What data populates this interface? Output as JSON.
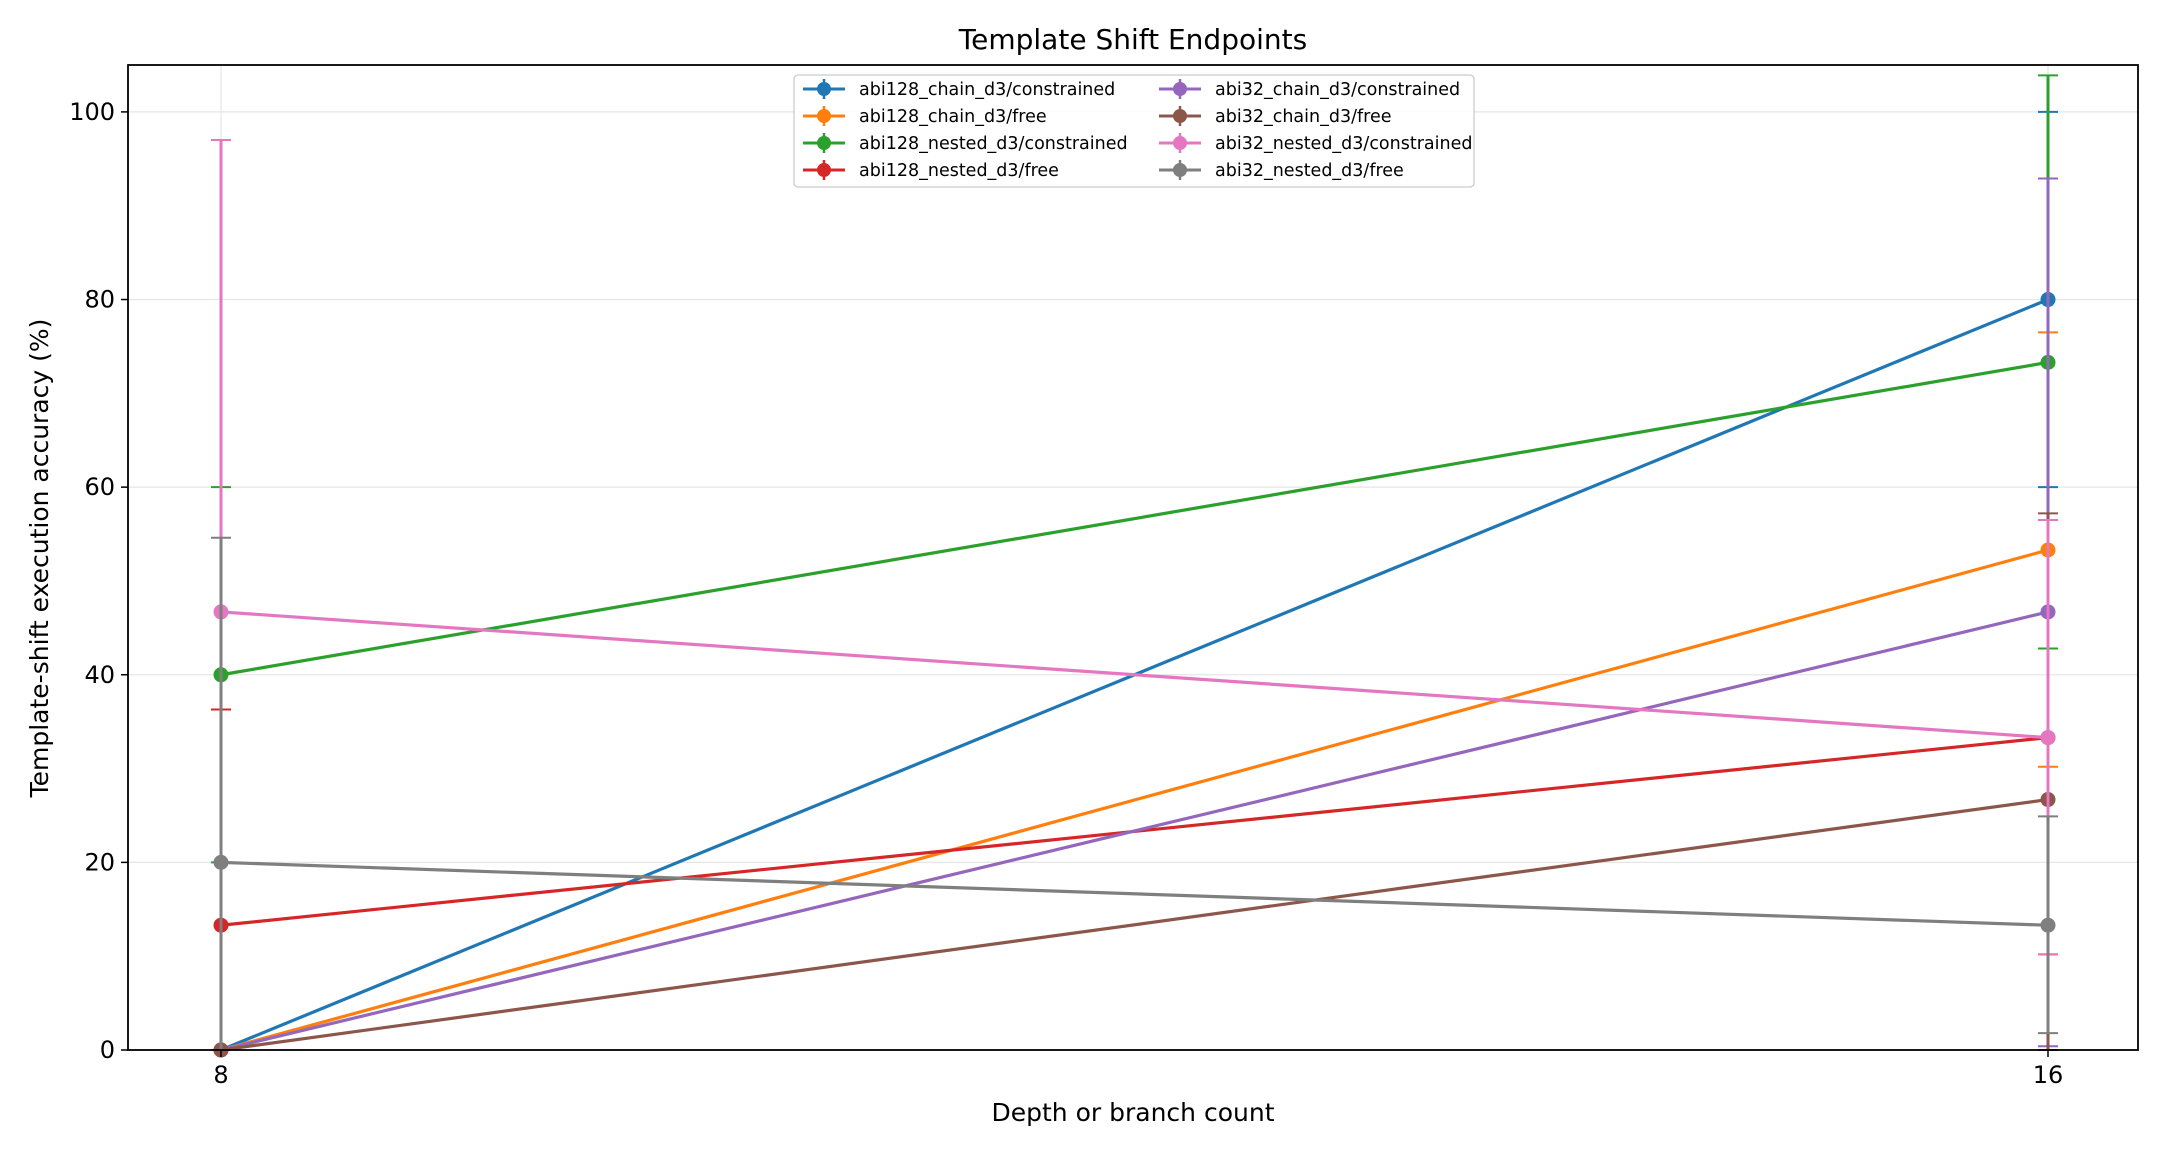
{
  "chart_data": {
    "type": "line",
    "title": "Template Shift Endpoints",
    "xlabel": "Depth or branch count",
    "ylabel": "Template-shift execution accuracy (%)",
    "x": [
      8,
      16
    ],
    "xticks": [
      "8",
      "16"
    ],
    "yticks": [
      "0",
      "20",
      "40",
      "60",
      "80",
      "100"
    ],
    "ylim": [
      0,
      105
    ],
    "grid": true,
    "legend": {
      "placement": "top-center",
      "columns": 2
    },
    "series": [
      {
        "name": "abi128_chain_d3/constrained",
        "color": "#1f77b4",
        "values": [
          0,
          80
        ],
        "err_low": [
          0,
          60
        ],
        "err_high": [
          0,
          100
        ]
      },
      {
        "name": "abi128_chain_d3/free",
        "color": "#ff7f0e",
        "values": [
          0,
          53.3
        ],
        "err_low": [
          0,
          30.2
        ],
        "err_high": [
          0,
          76.5
        ]
      },
      {
        "name": "abi128_nested_d3/constrained",
        "color": "#2ca02c",
        "values": [
          40,
          73.3
        ],
        "err_low": [
          20,
          42.8
        ],
        "err_high": [
          60,
          103.9
        ]
      },
      {
        "name": "abi128_nested_d3/free",
        "color": "#d62728",
        "values": [
          13.3,
          33.3
        ],
        "err_low": [
          0,
          10.2
        ],
        "err_high": [
          36.3,
          56.5
        ]
      },
      {
        "name": "abi32_chain_d3/constrained",
        "color": "#9467bd",
        "values": [
          0,
          46.7
        ],
        "err_low": [
          0,
          0.4
        ],
        "err_high": [
          0,
          92.9
        ]
      },
      {
        "name": "abi32_chain_d3/free",
        "color": "#8c564b",
        "values": [
          0,
          26.7
        ],
        "err_low": [
          0,
          0
        ],
        "err_high": [
          0,
          57.2
        ]
      },
      {
        "name": "abi32_nested_d3/constrained",
        "color": "#e377c2",
        "values": [
          46.7,
          33.3
        ],
        "err_low": [
          0,
          10.2
        ],
        "err_high": [
          97,
          56.5
        ]
      },
      {
        "name": "abi32_nested_d3/free",
        "color": "#7f7f7f",
        "values": [
          20,
          13.3
        ],
        "err_low": [
          0,
          1.8
        ],
        "err_high": [
          54.6,
          24.9
        ]
      }
    ]
  }
}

- [Task details]
Every line of the material is to be quoted exactly, with no pictures carried over.

- [The completed task]
What data populates this interface? Output as JSON.
{
  "chart_data": {
    "type": "line",
    "title": "Template Shift Endpoints",
    "xlabel": "Depth or branch count",
    "ylabel": "Template-shift execution accuracy (%)",
    "x": [
      8,
      16
    ],
    "xticks": [
      "8",
      "16"
    ],
    "yticks": [
      "0",
      "20",
      "40",
      "60",
      "80",
      "100"
    ],
    "ylim": [
      0,
      105
    ],
    "grid": true,
    "legend": {
      "placement": "top-center",
      "columns": 2
    },
    "series": [
      {
        "name": "abi128_chain_d3/constrained",
        "color": "#1f77b4",
        "values": [
          0,
          80
        ],
        "err_low": [
          0,
          60
        ],
        "err_high": [
          0,
          100
        ]
      },
      {
        "name": "abi128_chain_d3/free",
        "color": "#ff7f0e",
        "values": [
          0,
          53.3
        ],
        "err_low": [
          0,
          30.2
        ],
        "err_high": [
          0,
          76.5
        ]
      },
      {
        "name": "abi128_nested_d3/constrained",
        "color": "#2ca02c",
        "values": [
          40,
          73.3
        ],
        "err_low": [
          20,
          42.8
        ],
        "err_high": [
          60,
          103.9
        ]
      },
      {
        "name": "abi128_nested_d3/free",
        "color": "#d62728",
        "values": [
          13.3,
          33.3
        ],
        "err_low": [
          0,
          10.2
        ],
        "err_high": [
          36.3,
          56.5
        ]
      },
      {
        "name": "abi32_chain_d3/constrained",
        "color": "#9467bd",
        "values": [
          0,
          46.7
        ],
        "err_low": [
          0,
          0.4
        ],
        "err_high": [
          0,
          92.9
        ]
      },
      {
        "name": "abi32_chain_d3/free",
        "color": "#8c564b",
        "values": [
          0,
          26.7
        ],
        "err_low": [
          0,
          0
        ],
        "err_high": [
          0,
          57.2
        ]
      },
      {
        "name": "abi32_nested_d3/constrained",
        "color": "#e377c2",
        "values": [
          46.7,
          33.3
        ],
        "err_low": [
          0,
          10.2
        ],
        "err_high": [
          97,
          56.5
        ]
      },
      {
        "name": "abi32_nested_d3/free",
        "color": "#7f7f7f",
        "values": [
          20,
          13.3
        ],
        "err_low": [
          0,
          1.8
        ],
        "err_high": [
          54.6,
          24.9
        ]
      }
    ]
  }
}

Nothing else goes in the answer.